## Task details
Exactly repeat the material, dropping every picture from the copy.

-- Material for this exercise start --

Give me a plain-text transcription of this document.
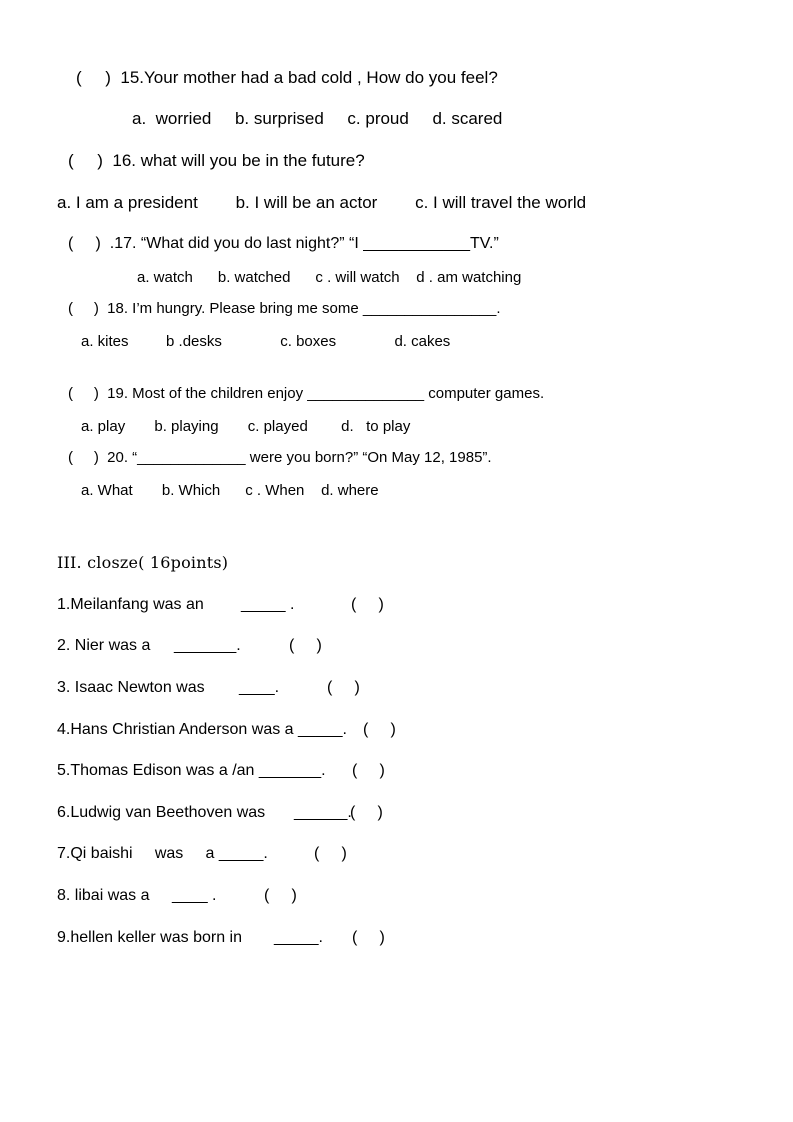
(     )  15.Your mother had a bad cold , How do you feel?
a.  worried     b. surprised     c. proud     d. scared
(     )  16. what will you be in the future?
a. I am a president        b. I will be an actor        c. I will travel the world
(     )  .17. “What did you do last night?” “I ____________TV.”
a. watch      b. watched      c . will watch    d . am watching
(     )  18. I’m hungry. Please bring me some ________________.
a. kites         b .desks              c. boxes              d. cakes
(     )  19. Most of the children enjoy ______________ computer games.
a. play       b. playing       c. played        d.   to play
(     )  20. “_____________ were you born?” “On May 12, 1985”.
a. What       b. Which      c . When    d. where
III. closze( 16points)
1.Meilanfang was an _____ .	(     )
2. Nier was a _______.	(     )
3. Isaac Newton was ____.	(     )
4.Hans Christian Anderson was a _____. (     )
5.Thomas Edison was a /an _______. (     )
6.Ludwig van Beethoven was ______.
(     )
7.Qi baishi     was     a _____.	(     )
8. libai was a ____ .	(     )
9.hellen keller was born in _____. (     )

-- Material for this exercise end --

## Response below
Give me a plain-text transcription of this document.
(     )  15.Your mother had a bad cold , How do you feel?
a.  worried     b. surprised     c. proud     d. scared
(     )  16. what will you be in the future?
a. I am a president        b. I will be an actor        c. I will travel the world
(     )  .17. “What did you do last night?” “I ____________TV.”
a. watch      b. watched      c . will watch    d . am watching
(     )  18. I’m hungry. Please bring me some ________________.
a. kites         b .desks              c. boxes              d. cakes
(     )  19. Most of the children enjoy ______________ computer games.
a. play       b. playing       c. played        d.   to play
(     )  20. “_____________ were you born?” “On May 12, 1985”.
a. What       b. Which      c . When    d. where
III. closze( 16points)
1.Meilanfang was an _____ .	(     )
2. Nier was a _______.	(     )
3. Isaac Newton was ____.	(     )
4.Hans Christian Anderson was a _____. (     )
5.Thomas Edison was a /an _______. (     )
6.Ludwig van Beethoven was ______.
(     )
7.Qi baishi     was     a _____.	(     )
8. libai was a ____ .	(     )
9.hellen keller was born in _____. (     )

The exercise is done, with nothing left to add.